- **YOUR INSTRUCTIONS**: In the entries that follow, find the word "assurés" and report each line it is on.

- **SUPPLIED DATA**:

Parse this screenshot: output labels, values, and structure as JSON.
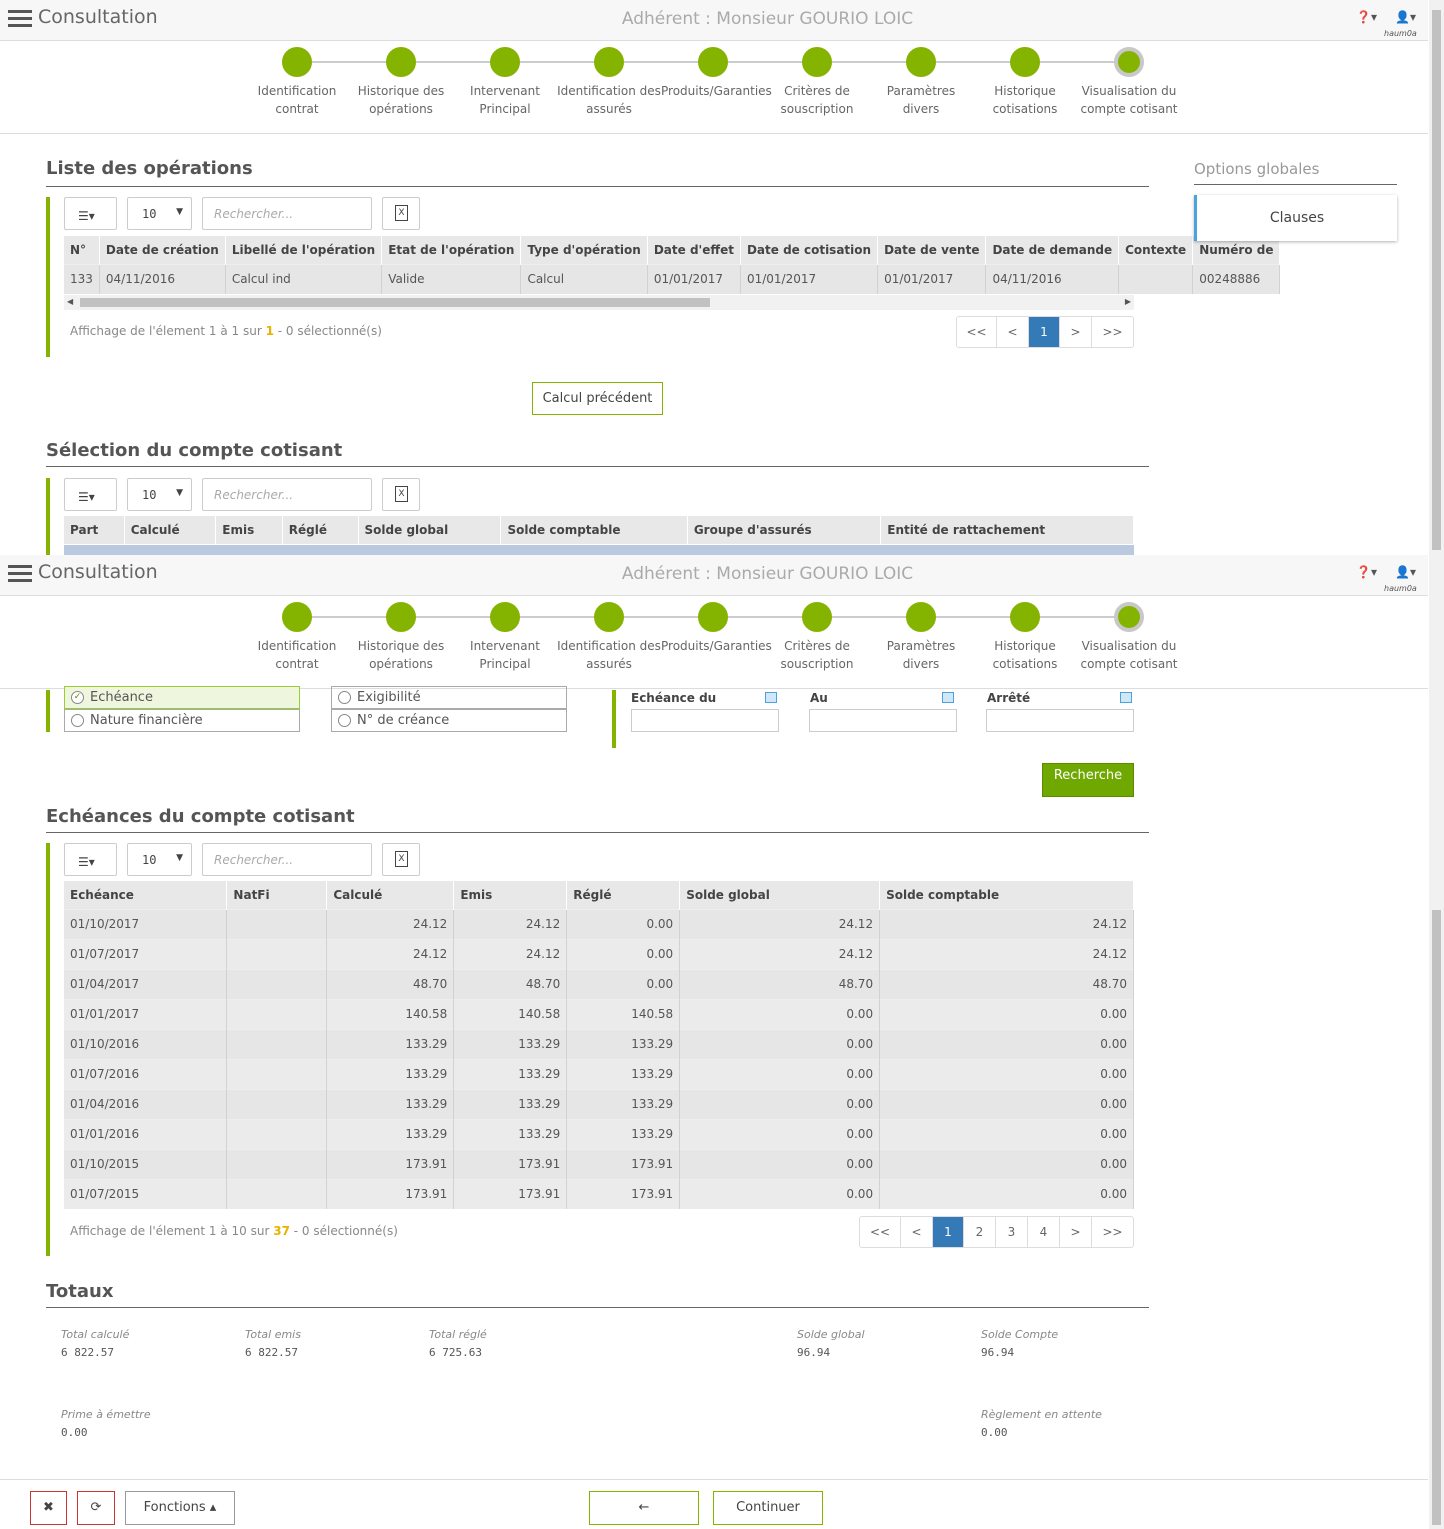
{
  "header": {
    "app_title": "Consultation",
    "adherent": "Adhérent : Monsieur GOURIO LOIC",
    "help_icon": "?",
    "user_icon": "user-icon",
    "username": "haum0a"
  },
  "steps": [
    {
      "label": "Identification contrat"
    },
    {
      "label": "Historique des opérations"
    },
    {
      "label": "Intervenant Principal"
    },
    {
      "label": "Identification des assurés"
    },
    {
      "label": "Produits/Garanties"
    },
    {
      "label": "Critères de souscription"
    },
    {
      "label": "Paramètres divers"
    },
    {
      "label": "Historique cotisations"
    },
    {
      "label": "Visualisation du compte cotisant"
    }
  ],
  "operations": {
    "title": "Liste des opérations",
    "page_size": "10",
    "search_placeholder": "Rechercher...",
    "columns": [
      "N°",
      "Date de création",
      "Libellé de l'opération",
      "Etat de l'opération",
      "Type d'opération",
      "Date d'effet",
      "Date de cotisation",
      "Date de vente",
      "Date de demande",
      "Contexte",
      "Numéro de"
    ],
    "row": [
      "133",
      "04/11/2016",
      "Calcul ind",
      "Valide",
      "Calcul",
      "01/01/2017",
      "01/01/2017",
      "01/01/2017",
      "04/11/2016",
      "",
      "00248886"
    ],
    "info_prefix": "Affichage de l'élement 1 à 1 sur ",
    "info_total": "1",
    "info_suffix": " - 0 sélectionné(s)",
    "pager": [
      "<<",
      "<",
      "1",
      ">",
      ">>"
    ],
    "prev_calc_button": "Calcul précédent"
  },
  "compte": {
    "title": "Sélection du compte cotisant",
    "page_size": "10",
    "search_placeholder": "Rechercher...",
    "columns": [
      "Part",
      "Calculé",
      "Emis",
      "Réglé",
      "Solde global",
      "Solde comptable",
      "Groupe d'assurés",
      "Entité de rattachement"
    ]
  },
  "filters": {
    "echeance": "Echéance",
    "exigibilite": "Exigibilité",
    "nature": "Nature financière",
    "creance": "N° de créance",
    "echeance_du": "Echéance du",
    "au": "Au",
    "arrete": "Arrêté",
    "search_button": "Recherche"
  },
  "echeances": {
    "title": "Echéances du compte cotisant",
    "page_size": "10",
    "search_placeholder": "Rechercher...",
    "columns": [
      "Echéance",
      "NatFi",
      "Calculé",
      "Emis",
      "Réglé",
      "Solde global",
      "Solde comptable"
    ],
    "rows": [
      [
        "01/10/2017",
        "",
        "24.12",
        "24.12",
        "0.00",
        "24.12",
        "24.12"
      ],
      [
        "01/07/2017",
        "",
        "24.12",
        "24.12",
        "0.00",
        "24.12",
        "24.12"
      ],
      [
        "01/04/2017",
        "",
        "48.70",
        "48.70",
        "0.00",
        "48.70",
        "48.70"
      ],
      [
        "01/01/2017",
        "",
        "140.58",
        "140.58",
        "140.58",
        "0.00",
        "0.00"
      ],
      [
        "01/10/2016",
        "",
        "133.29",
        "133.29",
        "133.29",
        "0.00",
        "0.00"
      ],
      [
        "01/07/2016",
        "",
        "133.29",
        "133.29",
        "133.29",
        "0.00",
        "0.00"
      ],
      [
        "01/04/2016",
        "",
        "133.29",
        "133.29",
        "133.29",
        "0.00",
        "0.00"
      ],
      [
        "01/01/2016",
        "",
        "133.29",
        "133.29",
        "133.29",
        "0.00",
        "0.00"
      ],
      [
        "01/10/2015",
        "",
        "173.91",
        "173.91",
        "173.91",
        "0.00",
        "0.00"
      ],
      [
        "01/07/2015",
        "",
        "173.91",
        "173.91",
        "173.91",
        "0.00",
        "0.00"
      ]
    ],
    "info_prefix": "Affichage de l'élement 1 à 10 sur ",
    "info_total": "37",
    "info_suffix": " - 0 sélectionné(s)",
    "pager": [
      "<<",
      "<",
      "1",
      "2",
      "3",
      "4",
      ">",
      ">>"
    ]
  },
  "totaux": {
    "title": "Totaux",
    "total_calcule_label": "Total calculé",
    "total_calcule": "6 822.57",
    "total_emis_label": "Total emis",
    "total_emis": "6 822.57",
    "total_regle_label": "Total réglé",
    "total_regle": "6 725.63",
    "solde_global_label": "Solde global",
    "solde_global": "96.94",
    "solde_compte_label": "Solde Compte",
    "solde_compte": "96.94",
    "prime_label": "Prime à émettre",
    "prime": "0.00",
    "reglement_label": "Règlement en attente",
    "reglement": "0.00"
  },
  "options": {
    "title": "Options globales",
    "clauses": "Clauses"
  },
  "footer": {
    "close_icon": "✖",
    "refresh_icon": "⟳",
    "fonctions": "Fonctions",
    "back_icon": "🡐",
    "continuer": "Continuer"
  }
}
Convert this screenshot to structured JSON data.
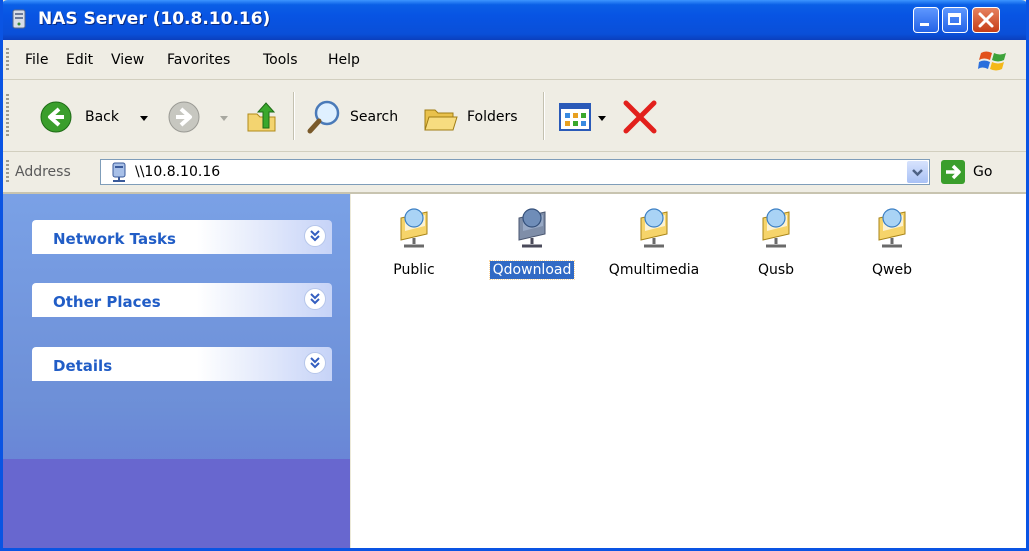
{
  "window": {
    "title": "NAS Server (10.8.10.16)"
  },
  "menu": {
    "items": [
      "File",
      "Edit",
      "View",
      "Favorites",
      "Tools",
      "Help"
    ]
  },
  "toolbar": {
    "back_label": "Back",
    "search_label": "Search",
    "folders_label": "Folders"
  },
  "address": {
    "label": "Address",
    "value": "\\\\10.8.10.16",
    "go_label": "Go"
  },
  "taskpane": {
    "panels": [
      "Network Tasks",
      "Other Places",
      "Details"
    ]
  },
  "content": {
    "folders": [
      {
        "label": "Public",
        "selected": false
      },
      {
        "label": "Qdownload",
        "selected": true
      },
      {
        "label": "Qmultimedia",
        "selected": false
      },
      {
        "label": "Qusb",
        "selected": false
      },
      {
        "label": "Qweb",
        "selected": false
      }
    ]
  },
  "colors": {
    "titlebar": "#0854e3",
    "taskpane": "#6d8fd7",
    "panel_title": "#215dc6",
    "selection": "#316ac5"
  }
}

--

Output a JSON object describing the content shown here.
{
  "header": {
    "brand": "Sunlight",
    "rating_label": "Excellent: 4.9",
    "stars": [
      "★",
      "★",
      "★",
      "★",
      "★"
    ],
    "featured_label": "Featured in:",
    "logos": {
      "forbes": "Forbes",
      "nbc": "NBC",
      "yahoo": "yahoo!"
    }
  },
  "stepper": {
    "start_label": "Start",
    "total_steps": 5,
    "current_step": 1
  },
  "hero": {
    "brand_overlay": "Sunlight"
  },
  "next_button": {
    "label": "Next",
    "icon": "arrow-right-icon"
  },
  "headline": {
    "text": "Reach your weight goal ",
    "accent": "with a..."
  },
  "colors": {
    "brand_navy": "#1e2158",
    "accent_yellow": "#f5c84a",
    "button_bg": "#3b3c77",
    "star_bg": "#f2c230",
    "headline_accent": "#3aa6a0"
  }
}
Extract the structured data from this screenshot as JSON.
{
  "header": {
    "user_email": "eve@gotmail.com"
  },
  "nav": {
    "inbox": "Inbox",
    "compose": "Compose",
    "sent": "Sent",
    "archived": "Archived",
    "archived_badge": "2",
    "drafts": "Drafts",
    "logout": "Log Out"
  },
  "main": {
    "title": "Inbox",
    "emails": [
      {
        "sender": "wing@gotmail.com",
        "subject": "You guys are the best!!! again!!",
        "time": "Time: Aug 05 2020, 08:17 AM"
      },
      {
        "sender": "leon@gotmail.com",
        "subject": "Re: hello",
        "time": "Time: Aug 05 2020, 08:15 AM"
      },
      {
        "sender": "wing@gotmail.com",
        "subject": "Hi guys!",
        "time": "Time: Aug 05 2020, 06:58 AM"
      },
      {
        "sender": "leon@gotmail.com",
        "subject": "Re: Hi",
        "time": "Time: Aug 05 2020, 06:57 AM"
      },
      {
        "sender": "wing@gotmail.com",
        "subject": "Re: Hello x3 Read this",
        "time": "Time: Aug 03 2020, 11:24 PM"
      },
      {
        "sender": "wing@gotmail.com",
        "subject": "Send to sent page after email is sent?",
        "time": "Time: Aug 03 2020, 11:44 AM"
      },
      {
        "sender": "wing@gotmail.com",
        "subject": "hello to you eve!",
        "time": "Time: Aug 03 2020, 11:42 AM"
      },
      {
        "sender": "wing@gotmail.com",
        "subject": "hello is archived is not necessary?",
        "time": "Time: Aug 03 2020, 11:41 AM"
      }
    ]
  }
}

- **EXERCISE ANSWER**:
      "label": "Identification des assurés"
      "Groupe d'assurés",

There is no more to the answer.